◆ **TASK BRIEF**: Your output must match the data word for word, with every line included.

(Dataset excerpts)

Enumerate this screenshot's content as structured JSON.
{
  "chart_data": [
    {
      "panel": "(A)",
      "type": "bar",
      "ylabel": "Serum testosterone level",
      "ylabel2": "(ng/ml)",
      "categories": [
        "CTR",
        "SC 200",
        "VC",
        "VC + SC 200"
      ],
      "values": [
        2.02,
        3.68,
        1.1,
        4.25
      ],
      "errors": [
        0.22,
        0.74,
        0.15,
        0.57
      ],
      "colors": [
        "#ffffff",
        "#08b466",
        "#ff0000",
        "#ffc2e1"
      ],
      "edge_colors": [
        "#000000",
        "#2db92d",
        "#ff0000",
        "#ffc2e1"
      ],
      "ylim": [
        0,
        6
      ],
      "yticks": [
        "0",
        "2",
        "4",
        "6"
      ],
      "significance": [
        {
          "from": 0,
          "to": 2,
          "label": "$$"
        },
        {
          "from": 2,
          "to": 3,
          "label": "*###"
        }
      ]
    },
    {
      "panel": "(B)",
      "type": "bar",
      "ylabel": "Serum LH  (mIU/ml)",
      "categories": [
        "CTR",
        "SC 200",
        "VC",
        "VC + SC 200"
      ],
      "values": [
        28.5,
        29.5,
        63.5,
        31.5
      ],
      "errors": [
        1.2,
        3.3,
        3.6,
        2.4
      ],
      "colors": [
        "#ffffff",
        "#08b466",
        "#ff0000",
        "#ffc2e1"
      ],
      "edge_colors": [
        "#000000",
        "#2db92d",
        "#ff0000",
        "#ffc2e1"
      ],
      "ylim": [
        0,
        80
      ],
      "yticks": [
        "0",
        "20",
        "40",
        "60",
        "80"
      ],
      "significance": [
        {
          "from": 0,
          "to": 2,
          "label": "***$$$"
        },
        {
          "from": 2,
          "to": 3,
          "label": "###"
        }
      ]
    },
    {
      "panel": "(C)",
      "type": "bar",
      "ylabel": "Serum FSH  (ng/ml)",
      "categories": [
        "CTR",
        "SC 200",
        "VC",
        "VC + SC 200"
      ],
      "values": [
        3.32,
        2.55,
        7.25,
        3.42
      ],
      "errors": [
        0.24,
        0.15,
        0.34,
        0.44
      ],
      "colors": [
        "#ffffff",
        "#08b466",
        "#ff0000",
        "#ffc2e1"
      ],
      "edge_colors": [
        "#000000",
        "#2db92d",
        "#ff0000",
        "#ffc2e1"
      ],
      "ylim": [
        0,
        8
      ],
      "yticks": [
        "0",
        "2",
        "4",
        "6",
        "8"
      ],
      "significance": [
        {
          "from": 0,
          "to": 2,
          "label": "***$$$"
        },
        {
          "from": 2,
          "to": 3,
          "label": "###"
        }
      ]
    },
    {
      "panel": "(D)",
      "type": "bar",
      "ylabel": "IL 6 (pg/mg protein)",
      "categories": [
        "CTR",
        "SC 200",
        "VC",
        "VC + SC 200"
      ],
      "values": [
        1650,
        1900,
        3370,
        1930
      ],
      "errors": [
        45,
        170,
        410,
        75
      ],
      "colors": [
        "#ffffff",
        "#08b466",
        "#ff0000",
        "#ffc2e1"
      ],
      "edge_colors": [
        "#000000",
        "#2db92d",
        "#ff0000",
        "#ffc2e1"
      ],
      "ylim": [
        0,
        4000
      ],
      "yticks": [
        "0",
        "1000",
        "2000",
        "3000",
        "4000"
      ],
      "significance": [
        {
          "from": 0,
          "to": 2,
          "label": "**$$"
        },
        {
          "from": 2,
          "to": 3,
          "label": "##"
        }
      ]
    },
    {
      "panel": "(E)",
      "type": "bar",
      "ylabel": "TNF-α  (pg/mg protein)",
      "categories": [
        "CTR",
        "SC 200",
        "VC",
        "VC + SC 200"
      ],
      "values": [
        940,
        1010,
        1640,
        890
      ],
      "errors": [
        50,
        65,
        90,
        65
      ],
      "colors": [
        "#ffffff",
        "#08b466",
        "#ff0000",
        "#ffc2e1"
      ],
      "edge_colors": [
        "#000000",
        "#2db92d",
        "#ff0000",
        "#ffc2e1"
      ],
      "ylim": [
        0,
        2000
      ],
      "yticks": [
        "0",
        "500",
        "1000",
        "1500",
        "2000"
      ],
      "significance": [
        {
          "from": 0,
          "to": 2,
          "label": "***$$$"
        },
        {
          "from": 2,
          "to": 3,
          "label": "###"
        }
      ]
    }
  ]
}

◆ **WRITTEN ANSWER**:
Enumerate this screenshot's content as structured JSON.
{
  "chart_data": [
    {
      "panel": "(A)",
      "type": "bar",
      "ylabel": "Serum testosterone level",
      "ylabel2": "(ng/ml)",
      "categories": [
        "CTR",
        "SC 200",
        "VC",
        "VC + SC 200"
      ],
      "values": [
        2.02,
        3.68,
        1.1,
        4.25
      ],
      "errors": [
        0.22,
        0.74,
        0.15,
        0.57
      ],
      "colors": [
        "#ffffff",
        "#08b466",
        "#ff0000",
        "#ffc2e1"
      ],
      "edge_colors": [
        "#000000",
        "#2db92d",
        "#ff0000",
        "#ffc2e1"
      ],
      "ylim": [
        0,
        6
      ],
      "yticks": [
        "0",
        "2",
        "4",
        "6"
      ],
      "significance": [
        {
          "from": 0,
          "to": 2,
          "label": "$$"
        },
        {
          "from": 2,
          "to": 3,
          "label": "*###"
        }
      ]
    },
    {
      "panel": "(B)",
      "type": "bar",
      "ylabel": "Serum LH  (mIU/ml)",
      "categories": [
        "CTR",
        "SC 200",
        "VC",
        "VC + SC 200"
      ],
      "values": [
        28.5,
        29.5,
        63.5,
        31.5
      ],
      "errors": [
        1.2,
        3.3,
        3.6,
        2.4
      ],
      "colors": [
        "#ffffff",
        "#08b466",
        "#ff0000",
        "#ffc2e1"
      ],
      "edge_colors": [
        "#000000",
        "#2db92d",
        "#ff0000",
        "#ffc2e1"
      ],
      "ylim": [
        0,
        80
      ],
      "yticks": [
        "0",
        "20",
        "40",
        "60",
        "80"
      ],
      "significance": [
        {
          "from": 0,
          "to": 2,
          "label": "***$$$"
        },
        {
          "from": 2,
          "to": 3,
          "label": "###"
        }
      ]
    },
    {
      "panel": "(C)",
      "type": "bar",
      "ylabel": "Serum FSH  (ng/ml)",
      "categories": [
        "CTR",
        "SC 200",
        "VC",
        "VC + SC 200"
      ],
      "values": [
        3.32,
        2.55,
        7.25,
        3.42
      ],
      "errors": [
        0.24,
        0.15,
        0.34,
        0.44
      ],
      "colors": [
        "#ffffff",
        "#08b466",
        "#ff0000",
        "#ffc2e1"
      ],
      "edge_colors": [
        "#000000",
        "#2db92d",
        "#ff0000",
        "#ffc2e1"
      ],
      "ylim": [
        0,
        8
      ],
      "yticks": [
        "0",
        "2",
        "4",
        "6",
        "8"
      ],
      "significance": [
        {
          "from": 0,
          "to": 2,
          "label": "***$$$"
        },
        {
          "from": 2,
          "to": 3,
          "label": "###"
        }
      ]
    },
    {
      "panel": "(D)",
      "type": "bar",
      "ylabel": "IL 6 (pg/mg protein)",
      "categories": [
        "CTR",
        "SC 200",
        "VC",
        "VC + SC 200"
      ],
      "values": [
        1650,
        1900,
        3370,
        1930
      ],
      "errors": [
        45,
        170,
        410,
        75
      ],
      "colors": [
        "#ffffff",
        "#08b466",
        "#ff0000",
        "#ffc2e1"
      ],
      "edge_colors": [
        "#000000",
        "#2db92d",
        "#ff0000",
        "#ffc2e1"
      ],
      "ylim": [
        0,
        4000
      ],
      "yticks": [
        "0",
        "1000",
        "2000",
        "3000",
        "4000"
      ],
      "significance": [
        {
          "from": 0,
          "to": 2,
          "label": "**$$"
        },
        {
          "from": 2,
          "to": 3,
          "label": "##"
        }
      ]
    },
    {
      "panel": "(E)",
      "type": "bar",
      "ylabel": "TNF-α  (pg/mg protein)",
      "categories": [
        "CTR",
        "SC 200",
        "VC",
        "VC + SC 200"
      ],
      "values": [
        940,
        1010,
        1640,
        890
      ],
      "errors": [
        50,
        65,
        90,
        65
      ],
      "colors": [
        "#ffffff",
        "#08b466",
        "#ff0000",
        "#ffc2e1"
      ],
      "edge_colors": [
        "#000000",
        "#2db92d",
        "#ff0000",
        "#ffc2e1"
      ],
      "ylim": [
        0,
        2000
      ],
      "yticks": [
        "0",
        "500",
        "1000",
        "1500",
        "2000"
      ],
      "significance": [
        {
          "from": 0,
          "to": 2,
          "label": "***$$$"
        },
        {
          "from": 2,
          "to": 3,
          "label": "###"
        }
      ]
    }
  ]
}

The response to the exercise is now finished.